**Work to complete**
Look for the word "Dotation" in the entries below, then copy every line that has it.

**Data extracted from a collection**
....
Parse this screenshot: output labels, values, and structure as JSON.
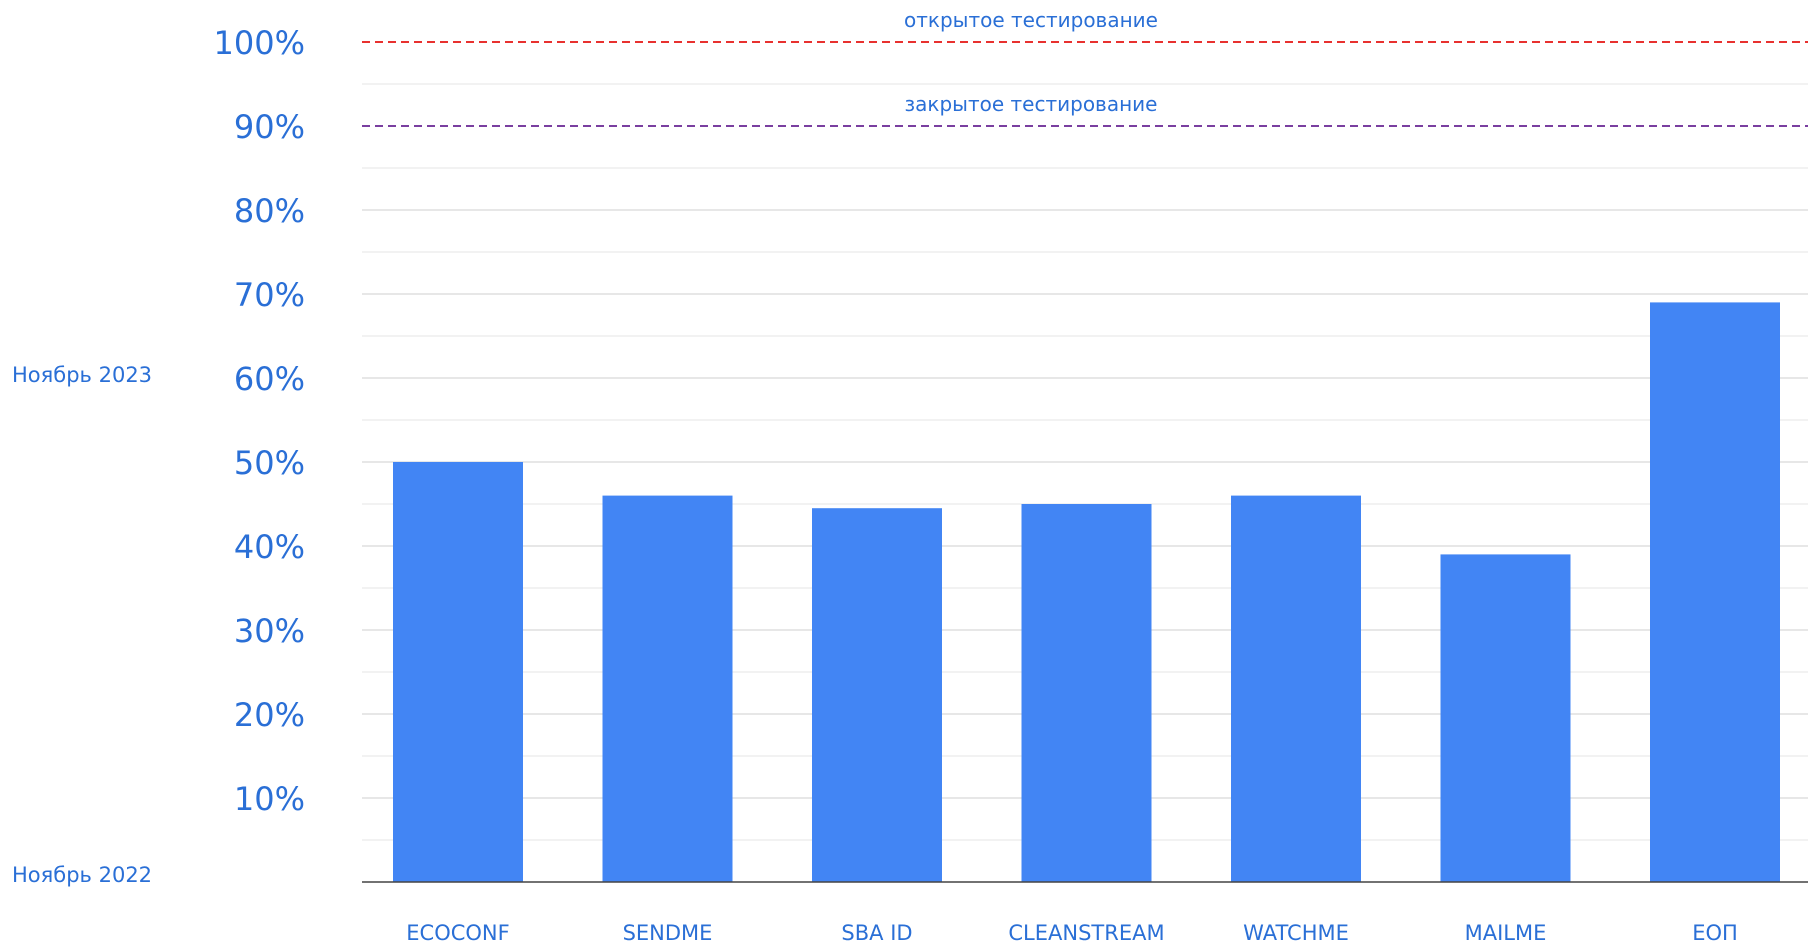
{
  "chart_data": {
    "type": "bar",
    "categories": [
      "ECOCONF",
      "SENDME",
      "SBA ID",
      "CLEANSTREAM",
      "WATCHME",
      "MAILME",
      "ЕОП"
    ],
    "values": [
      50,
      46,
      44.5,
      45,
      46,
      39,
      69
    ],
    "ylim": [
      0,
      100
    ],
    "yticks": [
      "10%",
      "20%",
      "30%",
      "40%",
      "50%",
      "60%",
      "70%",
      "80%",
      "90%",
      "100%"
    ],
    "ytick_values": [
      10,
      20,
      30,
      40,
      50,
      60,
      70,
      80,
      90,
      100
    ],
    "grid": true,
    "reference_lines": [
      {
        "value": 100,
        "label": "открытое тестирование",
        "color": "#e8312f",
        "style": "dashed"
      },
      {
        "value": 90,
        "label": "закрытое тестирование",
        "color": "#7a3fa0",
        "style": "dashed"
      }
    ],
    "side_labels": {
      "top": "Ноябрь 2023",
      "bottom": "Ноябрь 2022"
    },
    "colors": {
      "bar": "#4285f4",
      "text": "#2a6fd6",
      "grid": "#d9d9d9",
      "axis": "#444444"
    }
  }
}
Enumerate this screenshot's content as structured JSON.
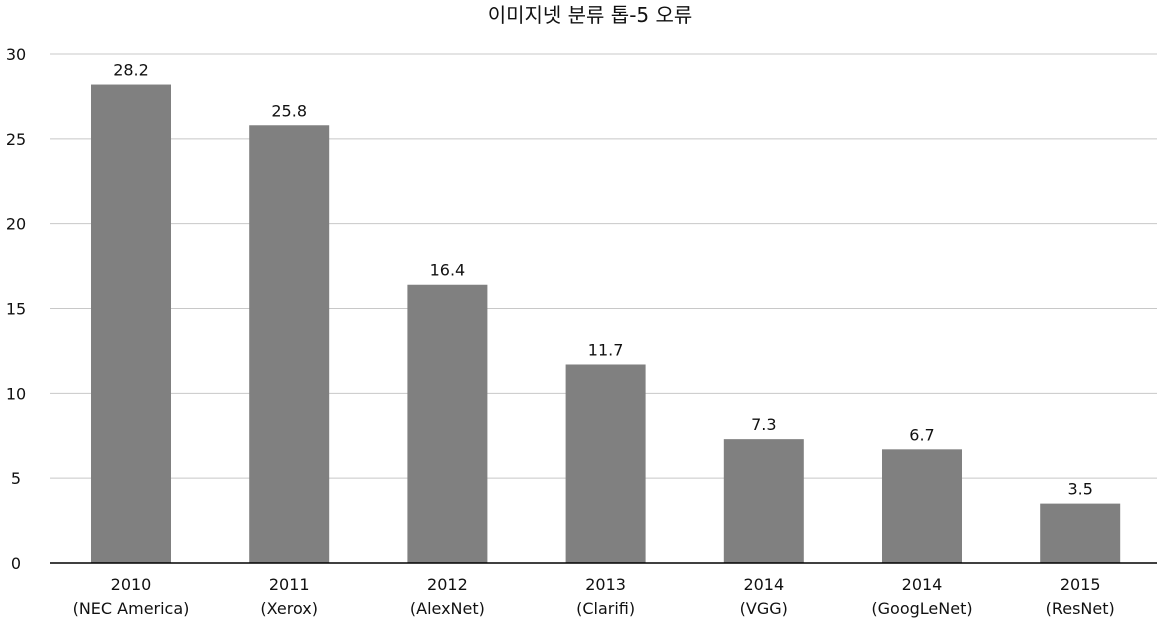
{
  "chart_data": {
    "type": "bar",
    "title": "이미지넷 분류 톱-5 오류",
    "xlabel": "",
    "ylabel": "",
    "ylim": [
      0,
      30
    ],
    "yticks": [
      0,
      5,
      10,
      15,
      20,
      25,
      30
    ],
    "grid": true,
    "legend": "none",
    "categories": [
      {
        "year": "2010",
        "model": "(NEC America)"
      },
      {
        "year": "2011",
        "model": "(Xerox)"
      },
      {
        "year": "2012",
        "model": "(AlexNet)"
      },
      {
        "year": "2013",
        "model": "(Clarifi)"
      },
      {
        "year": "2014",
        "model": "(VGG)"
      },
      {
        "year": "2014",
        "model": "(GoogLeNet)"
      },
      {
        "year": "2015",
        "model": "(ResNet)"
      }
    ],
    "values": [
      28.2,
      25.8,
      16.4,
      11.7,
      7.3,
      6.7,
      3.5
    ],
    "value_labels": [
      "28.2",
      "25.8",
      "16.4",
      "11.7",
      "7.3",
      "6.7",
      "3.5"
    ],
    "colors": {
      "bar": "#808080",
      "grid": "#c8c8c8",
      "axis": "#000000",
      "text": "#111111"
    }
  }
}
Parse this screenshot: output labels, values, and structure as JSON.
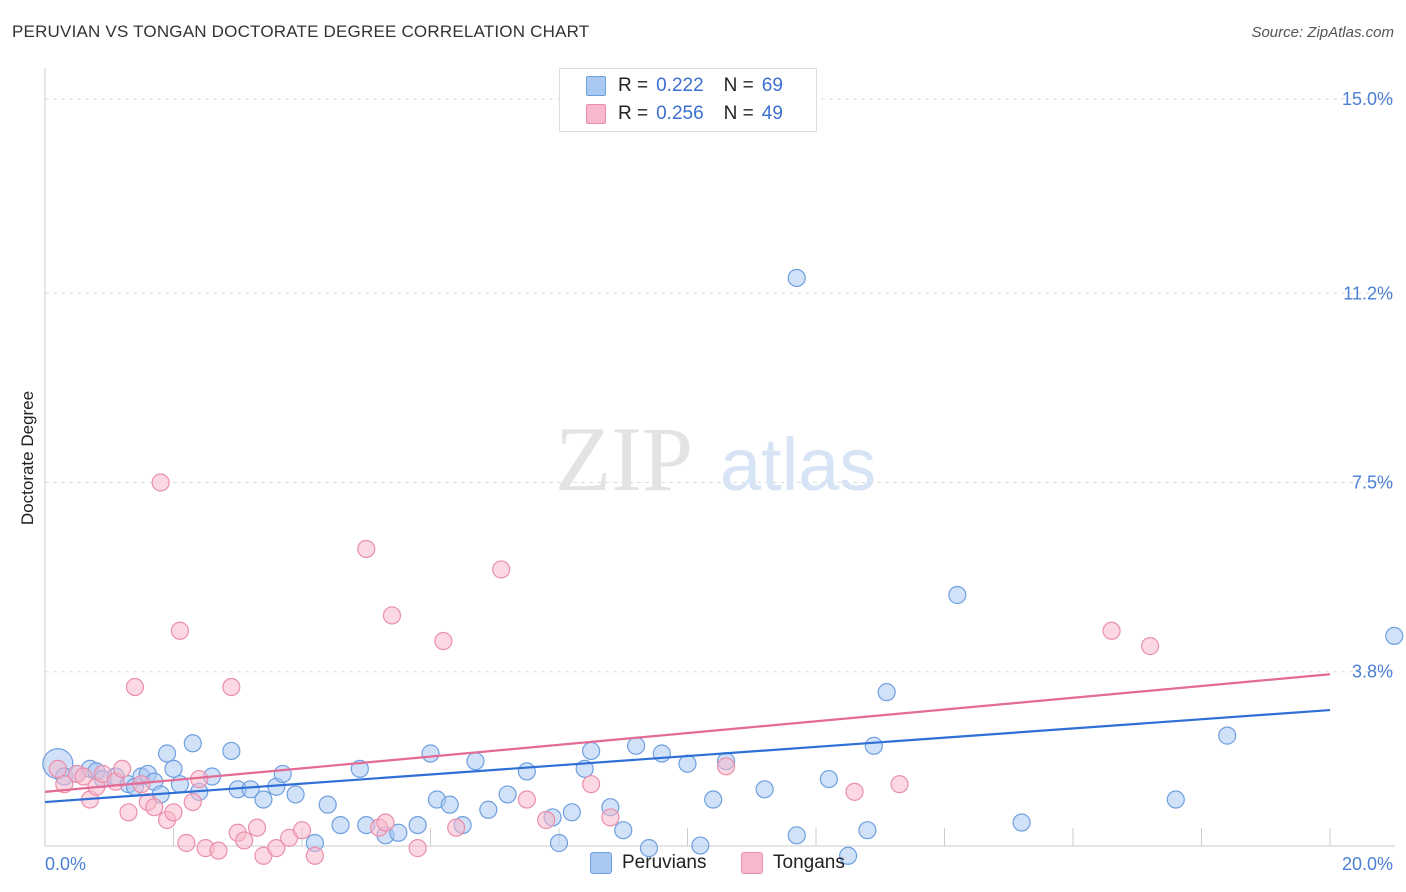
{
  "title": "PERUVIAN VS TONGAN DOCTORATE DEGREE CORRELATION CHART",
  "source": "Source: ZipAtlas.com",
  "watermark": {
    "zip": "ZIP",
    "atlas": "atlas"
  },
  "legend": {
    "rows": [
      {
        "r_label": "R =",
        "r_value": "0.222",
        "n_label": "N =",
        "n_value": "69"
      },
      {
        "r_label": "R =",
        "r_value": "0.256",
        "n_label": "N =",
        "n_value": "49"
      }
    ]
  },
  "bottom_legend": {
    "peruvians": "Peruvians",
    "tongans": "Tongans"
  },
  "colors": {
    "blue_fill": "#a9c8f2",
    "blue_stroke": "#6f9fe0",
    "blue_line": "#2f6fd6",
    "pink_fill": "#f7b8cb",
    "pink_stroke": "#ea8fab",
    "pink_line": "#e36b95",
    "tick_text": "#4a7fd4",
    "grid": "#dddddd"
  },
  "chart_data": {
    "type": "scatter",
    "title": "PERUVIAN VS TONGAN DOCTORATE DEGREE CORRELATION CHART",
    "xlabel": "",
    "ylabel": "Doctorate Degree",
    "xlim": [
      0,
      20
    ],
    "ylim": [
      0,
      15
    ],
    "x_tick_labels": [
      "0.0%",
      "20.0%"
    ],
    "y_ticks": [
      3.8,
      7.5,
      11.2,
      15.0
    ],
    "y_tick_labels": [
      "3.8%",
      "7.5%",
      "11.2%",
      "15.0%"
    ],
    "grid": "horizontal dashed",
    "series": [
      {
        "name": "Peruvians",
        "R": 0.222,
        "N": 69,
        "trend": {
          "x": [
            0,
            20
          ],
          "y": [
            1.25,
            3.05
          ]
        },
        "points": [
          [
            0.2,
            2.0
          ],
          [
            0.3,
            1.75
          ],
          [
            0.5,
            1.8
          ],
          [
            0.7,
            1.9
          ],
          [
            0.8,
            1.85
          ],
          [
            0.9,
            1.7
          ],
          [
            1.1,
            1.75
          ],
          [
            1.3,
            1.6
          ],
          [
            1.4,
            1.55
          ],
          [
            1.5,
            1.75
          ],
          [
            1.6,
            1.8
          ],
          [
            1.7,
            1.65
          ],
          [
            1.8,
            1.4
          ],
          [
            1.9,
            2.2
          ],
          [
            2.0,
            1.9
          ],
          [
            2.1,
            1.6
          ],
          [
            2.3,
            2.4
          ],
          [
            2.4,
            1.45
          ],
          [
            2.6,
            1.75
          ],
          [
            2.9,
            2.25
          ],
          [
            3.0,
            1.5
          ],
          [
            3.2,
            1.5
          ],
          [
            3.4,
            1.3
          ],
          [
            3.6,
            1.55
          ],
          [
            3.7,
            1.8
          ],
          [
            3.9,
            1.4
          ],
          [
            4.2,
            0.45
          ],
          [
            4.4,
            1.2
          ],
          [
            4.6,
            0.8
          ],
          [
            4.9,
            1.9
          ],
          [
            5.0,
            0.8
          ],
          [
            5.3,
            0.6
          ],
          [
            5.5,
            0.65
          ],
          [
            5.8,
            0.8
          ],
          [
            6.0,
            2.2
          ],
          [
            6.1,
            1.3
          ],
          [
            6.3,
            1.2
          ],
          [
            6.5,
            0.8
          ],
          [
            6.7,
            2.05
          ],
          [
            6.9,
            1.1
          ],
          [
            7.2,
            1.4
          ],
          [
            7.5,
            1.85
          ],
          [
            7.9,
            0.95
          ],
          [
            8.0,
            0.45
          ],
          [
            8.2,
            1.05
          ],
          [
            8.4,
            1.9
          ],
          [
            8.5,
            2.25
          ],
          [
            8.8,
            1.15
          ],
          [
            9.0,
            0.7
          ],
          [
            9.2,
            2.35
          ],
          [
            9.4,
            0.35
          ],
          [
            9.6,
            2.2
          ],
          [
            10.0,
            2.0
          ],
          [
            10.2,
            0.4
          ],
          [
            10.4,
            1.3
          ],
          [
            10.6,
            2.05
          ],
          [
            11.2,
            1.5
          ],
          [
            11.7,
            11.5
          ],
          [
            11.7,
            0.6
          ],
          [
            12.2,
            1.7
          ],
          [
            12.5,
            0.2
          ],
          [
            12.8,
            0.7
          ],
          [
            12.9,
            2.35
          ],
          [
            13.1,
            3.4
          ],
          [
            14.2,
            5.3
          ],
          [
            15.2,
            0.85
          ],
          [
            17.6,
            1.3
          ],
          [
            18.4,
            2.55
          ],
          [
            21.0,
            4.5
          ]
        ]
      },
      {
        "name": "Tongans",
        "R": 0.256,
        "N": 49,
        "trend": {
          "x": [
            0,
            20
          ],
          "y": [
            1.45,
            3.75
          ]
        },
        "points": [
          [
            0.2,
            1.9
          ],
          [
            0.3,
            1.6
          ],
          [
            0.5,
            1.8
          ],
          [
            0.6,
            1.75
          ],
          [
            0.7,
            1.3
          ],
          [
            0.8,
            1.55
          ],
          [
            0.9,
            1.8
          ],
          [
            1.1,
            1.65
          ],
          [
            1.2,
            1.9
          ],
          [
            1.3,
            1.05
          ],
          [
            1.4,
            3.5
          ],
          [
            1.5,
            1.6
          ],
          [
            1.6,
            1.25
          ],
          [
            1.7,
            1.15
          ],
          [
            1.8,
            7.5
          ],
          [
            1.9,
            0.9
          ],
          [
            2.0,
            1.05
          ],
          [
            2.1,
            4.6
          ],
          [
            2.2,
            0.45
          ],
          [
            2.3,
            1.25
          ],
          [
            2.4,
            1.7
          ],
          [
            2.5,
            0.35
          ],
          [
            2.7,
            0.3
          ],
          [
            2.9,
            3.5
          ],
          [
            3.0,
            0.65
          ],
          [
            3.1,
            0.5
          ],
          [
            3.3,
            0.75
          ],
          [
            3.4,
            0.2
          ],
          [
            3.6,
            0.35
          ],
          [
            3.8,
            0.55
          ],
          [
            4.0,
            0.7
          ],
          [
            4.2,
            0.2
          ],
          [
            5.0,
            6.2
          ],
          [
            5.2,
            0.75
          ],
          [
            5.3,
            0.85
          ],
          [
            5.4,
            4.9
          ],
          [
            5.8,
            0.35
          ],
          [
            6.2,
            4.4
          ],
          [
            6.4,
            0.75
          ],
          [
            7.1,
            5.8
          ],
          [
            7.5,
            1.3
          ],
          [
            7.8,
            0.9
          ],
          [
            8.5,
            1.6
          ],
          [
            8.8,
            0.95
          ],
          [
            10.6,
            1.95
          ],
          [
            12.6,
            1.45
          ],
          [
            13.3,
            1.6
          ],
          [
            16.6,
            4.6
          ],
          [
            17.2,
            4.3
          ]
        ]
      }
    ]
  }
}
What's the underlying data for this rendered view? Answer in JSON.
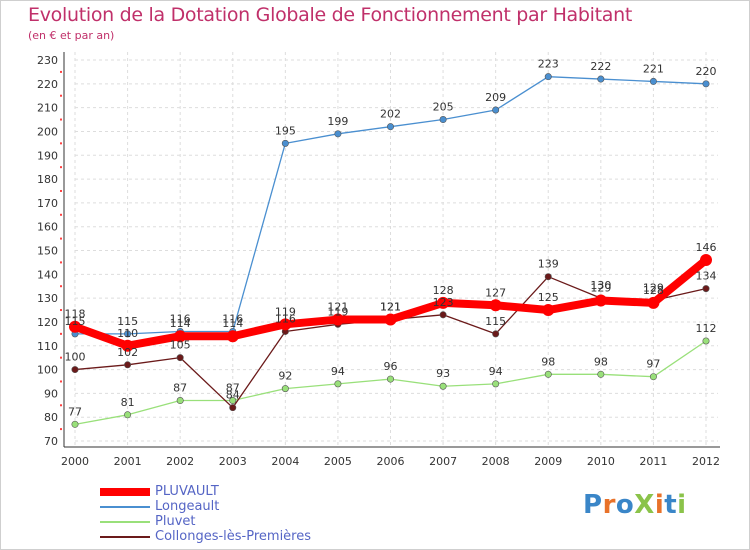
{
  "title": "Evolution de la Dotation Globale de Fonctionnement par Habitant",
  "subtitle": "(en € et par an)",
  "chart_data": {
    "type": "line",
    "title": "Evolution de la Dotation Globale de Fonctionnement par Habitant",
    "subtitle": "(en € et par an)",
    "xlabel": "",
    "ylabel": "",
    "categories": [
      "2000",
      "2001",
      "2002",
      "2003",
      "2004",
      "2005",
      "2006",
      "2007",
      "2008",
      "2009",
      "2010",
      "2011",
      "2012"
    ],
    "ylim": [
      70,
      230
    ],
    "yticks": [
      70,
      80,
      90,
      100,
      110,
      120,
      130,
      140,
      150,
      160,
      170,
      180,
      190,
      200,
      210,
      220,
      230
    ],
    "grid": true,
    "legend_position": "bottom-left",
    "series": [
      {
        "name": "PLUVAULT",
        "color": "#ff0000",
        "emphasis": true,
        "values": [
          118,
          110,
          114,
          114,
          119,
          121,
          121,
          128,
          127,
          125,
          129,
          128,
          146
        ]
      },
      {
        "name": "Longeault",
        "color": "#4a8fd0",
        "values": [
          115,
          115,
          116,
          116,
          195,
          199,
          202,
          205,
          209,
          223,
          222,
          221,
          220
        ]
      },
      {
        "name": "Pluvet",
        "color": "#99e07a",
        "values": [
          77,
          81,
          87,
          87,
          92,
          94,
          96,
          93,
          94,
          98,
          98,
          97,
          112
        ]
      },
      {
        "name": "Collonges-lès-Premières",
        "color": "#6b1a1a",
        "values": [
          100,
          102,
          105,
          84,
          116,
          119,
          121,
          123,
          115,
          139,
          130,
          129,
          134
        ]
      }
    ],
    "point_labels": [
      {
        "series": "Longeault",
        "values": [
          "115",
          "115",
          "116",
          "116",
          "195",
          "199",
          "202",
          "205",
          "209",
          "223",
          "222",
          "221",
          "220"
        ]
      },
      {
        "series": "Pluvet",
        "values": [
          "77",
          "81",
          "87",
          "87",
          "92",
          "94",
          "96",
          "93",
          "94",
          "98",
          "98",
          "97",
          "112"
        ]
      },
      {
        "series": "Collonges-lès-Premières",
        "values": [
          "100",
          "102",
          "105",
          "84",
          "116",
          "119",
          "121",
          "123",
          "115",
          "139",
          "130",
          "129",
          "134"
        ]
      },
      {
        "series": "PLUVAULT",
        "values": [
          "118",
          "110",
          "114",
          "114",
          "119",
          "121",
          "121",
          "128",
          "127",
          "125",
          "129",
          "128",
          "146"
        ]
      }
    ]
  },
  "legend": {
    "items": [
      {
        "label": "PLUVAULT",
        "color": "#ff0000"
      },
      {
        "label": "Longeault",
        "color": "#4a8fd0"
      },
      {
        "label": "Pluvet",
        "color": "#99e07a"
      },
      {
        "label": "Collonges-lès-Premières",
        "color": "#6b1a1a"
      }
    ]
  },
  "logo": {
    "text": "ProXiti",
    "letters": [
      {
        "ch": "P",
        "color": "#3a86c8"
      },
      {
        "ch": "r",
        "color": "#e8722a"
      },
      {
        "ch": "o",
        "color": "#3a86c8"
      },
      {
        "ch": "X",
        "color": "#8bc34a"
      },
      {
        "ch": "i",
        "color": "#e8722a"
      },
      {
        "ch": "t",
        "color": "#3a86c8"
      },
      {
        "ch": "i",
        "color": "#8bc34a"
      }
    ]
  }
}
....
**Full output**
  "title": "Evolution de la Dotation Globale de Fonctionnement par Habitant",
    "title": "Evolution de la Dotation Globale de Fonctionnement par Habitant",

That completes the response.